[START Stored records]

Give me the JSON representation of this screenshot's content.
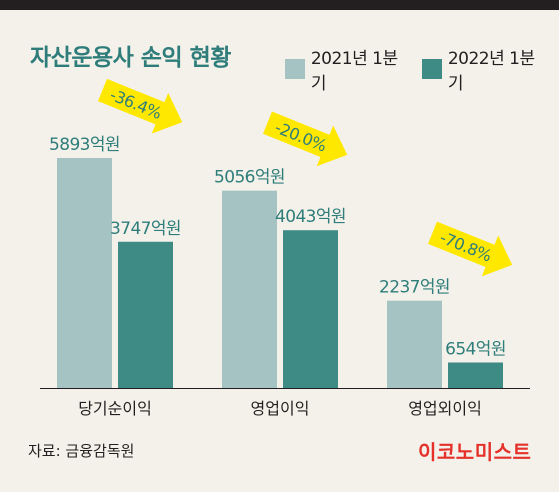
{
  "title": "자산운용사 손익 현황",
  "legend": [
    {
      "label": "2021년 1분기",
      "color": "#a5c3c3"
    },
    {
      "label": "2022년 1분기",
      "color": "#3e8b86"
    }
  ],
  "source": "자료: 금융감독원",
  "logo": "이코노미스트",
  "colors": {
    "accent": "#2e7d7a",
    "arrow": "#ffe800",
    "text": "#231f20",
    "background": "#f4f1ea"
  },
  "chart_data": {
    "type": "bar",
    "title": "자산운용사 손익 현황",
    "categories": [
      "당기순이익",
      "영업이익",
      "영업외이익"
    ],
    "series": [
      {
        "name": "2021년 1분기",
        "values": [
          5893,
          5056,
          2237
        ],
        "labels": [
          "5893억원",
          "5056억원",
          "2237억원"
        ]
      },
      {
        "name": "2022년 1분기",
        "values": [
          3747,
          4043,
          654
        ],
        "labels": [
          "3747억원",
          "4043억원",
          "654억원"
        ]
      }
    ],
    "changes": [
      "-36.4%",
      "-20.0%",
      "-70.8%"
    ],
    "xlabel": "",
    "ylabel": "",
    "ylim": [
      0,
      6500
    ],
    "grid": false,
    "legend_position": "top-right"
  }
}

[END Stored records]

Stated goal:
Return each line from the material above exactly, but not the pictures.

Complete response:
Give me the JSON representation of this screenshot's content.
{
  "title": "자산운용사 손익 현황",
  "legend": [
    {
      "label": "2021년 1분기",
      "color": "#a5c3c3"
    },
    {
      "label": "2022년 1분기",
      "color": "#3e8b86"
    }
  ],
  "source": "자료: 금융감독원",
  "logo": "이코노미스트",
  "colors": {
    "accent": "#2e7d7a",
    "arrow": "#ffe800",
    "text": "#231f20",
    "background": "#f4f1ea"
  },
  "chart_data": {
    "type": "bar",
    "title": "자산운용사 손익 현황",
    "categories": [
      "당기순이익",
      "영업이익",
      "영업외이익"
    ],
    "series": [
      {
        "name": "2021년 1분기",
        "values": [
          5893,
          5056,
          2237
        ],
        "labels": [
          "5893억원",
          "5056억원",
          "2237억원"
        ]
      },
      {
        "name": "2022년 1분기",
        "values": [
          3747,
          4043,
          654
        ],
        "labels": [
          "3747억원",
          "4043억원",
          "654억원"
        ]
      }
    ],
    "changes": [
      "-36.4%",
      "-20.0%",
      "-70.8%"
    ],
    "xlabel": "",
    "ylabel": "",
    "ylim": [
      0,
      6500
    ],
    "grid": false,
    "legend_position": "top-right"
  }
}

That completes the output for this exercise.